▶ [Provided text]:
• • •
Monday, May 7, 2018

#2010: Shira Miller

“Informed consent” has become a codeword for anti-vaccine conspiracy theories, and the California-based group Physicians for Informed Consent (PIC) is certainly radically anti-vaccine (its board of “scientific advisors” consists of people like Tetyana Obukhanych and Association for American Physicians and Surgeons’ climate change denier, creationist and quack Jane Orient, no less). Despite the name, there is nothing “informed” about what the choice the group want people to make, but there is certainly a lot of conspiracy theory mongering and pseudoscience involved; the group’s vision is “to live in a society free of mandatory vaccination laws” and in addition to opposing California’s sensible SB277 the group campaigns to provide parents with misinformation about the VAERS database, NVICP and vaccine package inserts to get them to doubt the safety and efficacy of vaccines.

PIC is run by Dr. Shira Miller, who has a real education as a physician. Currently, however, Miller runs an Integrative Center for Health and Wellness, specializing in “anti-aging” medicine and – completely unsurprisingly – holistic “medicine”; according to her profile she has practiced “integrative, functional, alternative, holistic, nutritional, wellness, age management, and anti-aging medicine since 2006.” Functional medicine is basically making things up as you go-medicine.
• • •
▶ [Dataset content]:
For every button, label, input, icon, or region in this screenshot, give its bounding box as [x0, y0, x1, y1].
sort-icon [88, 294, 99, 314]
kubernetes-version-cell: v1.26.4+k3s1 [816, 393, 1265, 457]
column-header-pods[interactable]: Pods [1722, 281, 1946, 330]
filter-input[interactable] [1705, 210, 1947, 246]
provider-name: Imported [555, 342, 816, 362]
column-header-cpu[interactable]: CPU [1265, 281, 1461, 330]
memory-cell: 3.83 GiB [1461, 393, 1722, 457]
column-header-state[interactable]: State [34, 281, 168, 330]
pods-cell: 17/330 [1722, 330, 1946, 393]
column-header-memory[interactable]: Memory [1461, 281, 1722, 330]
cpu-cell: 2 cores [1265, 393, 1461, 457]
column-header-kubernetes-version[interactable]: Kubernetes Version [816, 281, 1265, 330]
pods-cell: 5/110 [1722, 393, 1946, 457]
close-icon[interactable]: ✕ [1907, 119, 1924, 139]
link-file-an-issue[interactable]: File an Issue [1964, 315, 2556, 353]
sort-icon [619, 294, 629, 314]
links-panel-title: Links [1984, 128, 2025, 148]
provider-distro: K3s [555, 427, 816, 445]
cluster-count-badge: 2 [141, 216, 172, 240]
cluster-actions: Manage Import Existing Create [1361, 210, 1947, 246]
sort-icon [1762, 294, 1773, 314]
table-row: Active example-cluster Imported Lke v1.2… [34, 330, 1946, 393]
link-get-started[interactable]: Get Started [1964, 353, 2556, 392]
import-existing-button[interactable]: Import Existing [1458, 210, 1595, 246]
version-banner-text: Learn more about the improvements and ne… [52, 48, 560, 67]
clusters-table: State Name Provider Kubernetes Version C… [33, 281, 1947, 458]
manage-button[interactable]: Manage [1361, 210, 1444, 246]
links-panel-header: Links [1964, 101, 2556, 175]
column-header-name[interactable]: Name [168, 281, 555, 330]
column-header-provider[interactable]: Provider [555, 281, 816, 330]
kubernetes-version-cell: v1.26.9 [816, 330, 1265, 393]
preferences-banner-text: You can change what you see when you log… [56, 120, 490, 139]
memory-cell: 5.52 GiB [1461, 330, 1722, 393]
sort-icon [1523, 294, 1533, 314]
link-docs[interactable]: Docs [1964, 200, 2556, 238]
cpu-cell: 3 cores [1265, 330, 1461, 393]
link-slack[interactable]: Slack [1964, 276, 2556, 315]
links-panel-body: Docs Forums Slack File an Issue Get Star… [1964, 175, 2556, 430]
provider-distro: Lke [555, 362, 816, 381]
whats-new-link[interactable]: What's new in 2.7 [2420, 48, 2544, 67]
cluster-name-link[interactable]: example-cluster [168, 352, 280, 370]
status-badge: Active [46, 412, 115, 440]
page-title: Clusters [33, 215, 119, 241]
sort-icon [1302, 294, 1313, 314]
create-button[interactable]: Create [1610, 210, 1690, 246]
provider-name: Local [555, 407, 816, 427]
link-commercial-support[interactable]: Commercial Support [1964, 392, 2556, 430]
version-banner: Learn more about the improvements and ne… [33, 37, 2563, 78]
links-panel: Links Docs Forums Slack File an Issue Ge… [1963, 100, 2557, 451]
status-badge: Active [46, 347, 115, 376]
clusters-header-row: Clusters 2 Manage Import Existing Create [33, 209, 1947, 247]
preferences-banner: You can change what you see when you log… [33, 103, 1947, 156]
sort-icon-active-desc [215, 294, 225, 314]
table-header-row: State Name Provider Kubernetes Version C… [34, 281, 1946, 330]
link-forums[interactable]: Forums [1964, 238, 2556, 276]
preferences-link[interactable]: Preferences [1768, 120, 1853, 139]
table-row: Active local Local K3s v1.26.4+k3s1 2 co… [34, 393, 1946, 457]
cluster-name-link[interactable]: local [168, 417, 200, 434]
• • •
▶ [Exercise goal]: Copy out the full post about Shira Miller and Physicians for Informed Consent, word for word.

▶ [Task output]:
Monday, May 7, 2018

#2010: Shira Miller

“Informed consent” has become a codeword for anti-vaccine conspiracy theories, and the California-based group Physicians for Informed Consent (PIC) is certainly radically anti-vaccine (its board of “scientific advisors” consists of people like Tetyana Obukhanych and Association for American Physicians and Surgeons’ climate change denier, creationist and quack Jane Orient, no less). Despite the name, there is nothing “informed” about what the choice the group want people to make, but there is certainly a lot of conspiracy theory mongering and pseudoscience involved; the group’s vision is “to live in a society free of mandatory vaccination laws” and in addition to opposing California’s sensible SB277 the group campaigns to provide parents with misinformation about the VAERS database, NVICP and vaccine package inserts to get them to doubt the safety and efficacy of vaccines.

PIC is run by Dr. Shira Miller, who has a real education as a physician. Currently, however, Miller runs an Integrative Center for Health and Wellness, specializing in “anti-aging” medicine and – completely unsurprisingly – holistic “medicine”; according to her profile she has practiced “integrative, functional, alternative, holistic, nutritional, wellness, age management, and anti-aging medicine since 2006.” Functional medicine is basically making things up as you go-medicine.